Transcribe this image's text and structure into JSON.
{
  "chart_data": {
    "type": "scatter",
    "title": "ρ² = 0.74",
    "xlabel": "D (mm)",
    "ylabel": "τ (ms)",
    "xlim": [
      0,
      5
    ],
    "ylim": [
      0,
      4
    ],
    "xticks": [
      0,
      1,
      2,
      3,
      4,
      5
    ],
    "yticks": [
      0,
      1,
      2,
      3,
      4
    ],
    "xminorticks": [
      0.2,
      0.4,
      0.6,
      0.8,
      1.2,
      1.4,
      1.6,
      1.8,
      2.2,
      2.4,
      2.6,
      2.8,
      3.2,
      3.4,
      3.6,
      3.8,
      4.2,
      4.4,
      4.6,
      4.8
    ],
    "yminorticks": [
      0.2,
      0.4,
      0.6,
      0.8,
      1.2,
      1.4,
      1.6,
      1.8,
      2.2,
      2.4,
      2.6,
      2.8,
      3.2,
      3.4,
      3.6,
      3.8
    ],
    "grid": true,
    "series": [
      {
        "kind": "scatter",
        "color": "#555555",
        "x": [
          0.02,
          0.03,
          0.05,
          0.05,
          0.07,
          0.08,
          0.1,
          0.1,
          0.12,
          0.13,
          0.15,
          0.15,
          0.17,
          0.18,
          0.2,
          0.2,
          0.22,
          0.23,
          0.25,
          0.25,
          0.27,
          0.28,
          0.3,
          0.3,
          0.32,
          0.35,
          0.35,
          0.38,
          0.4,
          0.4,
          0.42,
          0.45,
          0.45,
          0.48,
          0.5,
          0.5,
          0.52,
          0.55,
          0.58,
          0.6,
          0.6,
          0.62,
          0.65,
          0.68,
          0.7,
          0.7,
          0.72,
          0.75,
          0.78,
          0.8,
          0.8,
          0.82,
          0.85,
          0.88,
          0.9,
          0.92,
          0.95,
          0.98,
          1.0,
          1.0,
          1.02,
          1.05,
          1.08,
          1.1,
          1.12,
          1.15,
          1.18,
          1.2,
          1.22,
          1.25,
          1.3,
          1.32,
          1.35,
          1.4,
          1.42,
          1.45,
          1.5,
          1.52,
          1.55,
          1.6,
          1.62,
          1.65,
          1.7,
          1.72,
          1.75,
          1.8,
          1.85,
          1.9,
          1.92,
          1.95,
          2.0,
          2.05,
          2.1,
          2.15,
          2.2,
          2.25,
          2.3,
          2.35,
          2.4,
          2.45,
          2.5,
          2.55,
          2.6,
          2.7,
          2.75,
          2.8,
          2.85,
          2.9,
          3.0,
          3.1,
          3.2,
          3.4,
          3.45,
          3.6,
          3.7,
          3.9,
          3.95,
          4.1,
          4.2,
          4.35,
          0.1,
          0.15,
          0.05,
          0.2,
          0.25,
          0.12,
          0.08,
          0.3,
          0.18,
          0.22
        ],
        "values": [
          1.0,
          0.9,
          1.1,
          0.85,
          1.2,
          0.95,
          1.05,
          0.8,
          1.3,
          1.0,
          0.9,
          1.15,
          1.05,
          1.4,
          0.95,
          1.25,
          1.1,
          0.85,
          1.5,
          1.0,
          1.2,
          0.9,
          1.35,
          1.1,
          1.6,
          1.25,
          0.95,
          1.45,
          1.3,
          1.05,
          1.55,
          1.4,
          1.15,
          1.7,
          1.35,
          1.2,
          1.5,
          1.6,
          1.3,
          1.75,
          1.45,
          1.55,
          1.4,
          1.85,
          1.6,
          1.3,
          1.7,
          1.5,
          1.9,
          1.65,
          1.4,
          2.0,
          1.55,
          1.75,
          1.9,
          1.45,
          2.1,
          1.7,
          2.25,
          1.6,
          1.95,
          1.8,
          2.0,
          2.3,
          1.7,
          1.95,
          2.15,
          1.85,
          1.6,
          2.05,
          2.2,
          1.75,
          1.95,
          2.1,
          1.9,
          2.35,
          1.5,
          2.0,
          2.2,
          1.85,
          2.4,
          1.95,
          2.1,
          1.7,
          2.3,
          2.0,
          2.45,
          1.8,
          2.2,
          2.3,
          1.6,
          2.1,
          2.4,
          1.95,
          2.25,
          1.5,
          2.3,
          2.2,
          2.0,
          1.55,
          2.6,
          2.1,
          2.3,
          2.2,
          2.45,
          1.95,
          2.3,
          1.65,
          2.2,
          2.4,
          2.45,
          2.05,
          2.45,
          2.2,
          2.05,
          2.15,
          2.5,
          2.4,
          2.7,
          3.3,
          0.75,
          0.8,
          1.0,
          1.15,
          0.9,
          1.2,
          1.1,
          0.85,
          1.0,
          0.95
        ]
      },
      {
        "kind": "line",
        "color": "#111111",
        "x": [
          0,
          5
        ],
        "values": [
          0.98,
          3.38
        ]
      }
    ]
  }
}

──────

- DIRECTIVE -
The data above must be returned in full, exactly as written.

- SOLVED PROBLEM -
Transcribe this image's text and structure into JSON.
{
  "chart_data": {
    "type": "scatter",
    "title": "ρ² = 0.74",
    "xlabel": "D (mm)",
    "ylabel": "τ (ms)",
    "xlim": [
      0,
      5
    ],
    "ylim": [
      0,
      4
    ],
    "xticks": [
      0,
      1,
      2,
      3,
      4,
      5
    ],
    "yticks": [
      0,
      1,
      2,
      3,
      4
    ],
    "xminorticks": [
      0.2,
      0.4,
      0.6,
      0.8,
      1.2,
      1.4,
      1.6,
      1.8,
      2.2,
      2.4,
      2.6,
      2.8,
      3.2,
      3.4,
      3.6,
      3.8,
      4.2,
      4.4,
      4.6,
      4.8
    ],
    "yminorticks": [
      0.2,
      0.4,
      0.6,
      0.8,
      1.2,
      1.4,
      1.6,
      1.8,
      2.2,
      2.4,
      2.6,
      2.8,
      3.2,
      3.4,
      3.6,
      3.8
    ],
    "grid": true,
    "series": [
      {
        "kind": "scatter",
        "color": "#555555",
        "x": [
          0.02,
          0.03,
          0.05,
          0.05,
          0.07,
          0.08,
          0.1,
          0.1,
          0.12,
          0.13,
          0.15,
          0.15,
          0.17,
          0.18,
          0.2,
          0.2,
          0.22,
          0.23,
          0.25,
          0.25,
          0.27,
          0.28,
          0.3,
          0.3,
          0.32,
          0.35,
          0.35,
          0.38,
          0.4,
          0.4,
          0.42,
          0.45,
          0.45,
          0.48,
          0.5,
          0.5,
          0.52,
          0.55,
          0.58,
          0.6,
          0.6,
          0.62,
          0.65,
          0.68,
          0.7,
          0.7,
          0.72,
          0.75,
          0.78,
          0.8,
          0.8,
          0.82,
          0.85,
          0.88,
          0.9,
          0.92,
          0.95,
          0.98,
          1.0,
          1.0,
          1.02,
          1.05,
          1.08,
          1.1,
          1.12,
          1.15,
          1.18,
          1.2,
          1.22,
          1.25,
          1.3,
          1.32,
          1.35,
          1.4,
          1.42,
          1.45,
          1.5,
          1.52,
          1.55,
          1.6,
          1.62,
          1.65,
          1.7,
          1.72,
          1.75,
          1.8,
          1.85,
          1.9,
          1.92,
          1.95,
          2.0,
          2.05,
          2.1,
          2.15,
          2.2,
          2.25,
          2.3,
          2.35,
          2.4,
          2.45,
          2.5,
          2.55,
          2.6,
          2.7,
          2.75,
          2.8,
          2.85,
          2.9,
          3.0,
          3.1,
          3.2,
          3.4,
          3.45,
          3.6,
          3.7,
          3.9,
          3.95,
          4.1,
          4.2,
          4.35,
          0.1,
          0.15,
          0.05,
          0.2,
          0.25,
          0.12,
          0.08,
          0.3,
          0.18,
          0.22
        ],
        "values": [
          1.0,
          0.9,
          1.1,
          0.85,
          1.2,
          0.95,
          1.05,
          0.8,
          1.3,
          1.0,
          0.9,
          1.15,
          1.05,
          1.4,
          0.95,
          1.25,
          1.1,
          0.85,
          1.5,
          1.0,
          1.2,
          0.9,
          1.35,
          1.1,
          1.6,
          1.25,
          0.95,
          1.45,
          1.3,
          1.05,
          1.55,
          1.4,
          1.15,
          1.7,
          1.35,
          1.2,
          1.5,
          1.6,
          1.3,
          1.75,
          1.45,
          1.55,
          1.4,
          1.85,
          1.6,
          1.3,
          1.7,
          1.5,
          1.9,
          1.65,
          1.4,
          2.0,
          1.55,
          1.75,
          1.9,
          1.45,
          2.1,
          1.7,
          2.25,
          1.6,
          1.95,
          1.8,
          2.0,
          2.3,
          1.7,
          1.95,
          2.15,
          1.85,
          1.6,
          2.05,
          2.2,
          1.75,
          1.95,
          2.1,
          1.9,
          2.35,
          1.5,
          2.0,
          2.2,
          1.85,
          2.4,
          1.95,
          2.1,
          1.7,
          2.3,
          2.0,
          2.45,
          1.8,
          2.2,
          2.3,
          1.6,
          2.1,
          2.4,
          1.95,
          2.25,
          1.5,
          2.3,
          2.2,
          2.0,
          1.55,
          2.6,
          2.1,
          2.3,
          2.2,
          2.45,
          1.95,
          2.3,
          1.65,
          2.2,
          2.4,
          2.45,
          2.05,
          2.45,
          2.2,
          2.05,
          2.15,
          2.5,
          2.4,
          2.7,
          3.3,
          0.75,
          0.8,
          1.0,
          1.15,
          0.9,
          1.2,
          1.1,
          0.85,
          1.0,
          0.95
        ]
      },
      {
        "kind": "line",
        "color": "#111111",
        "x": [
          0,
          5
        ],
        "values": [
          0.98,
          3.38
        ]
      }
    ]
  }
}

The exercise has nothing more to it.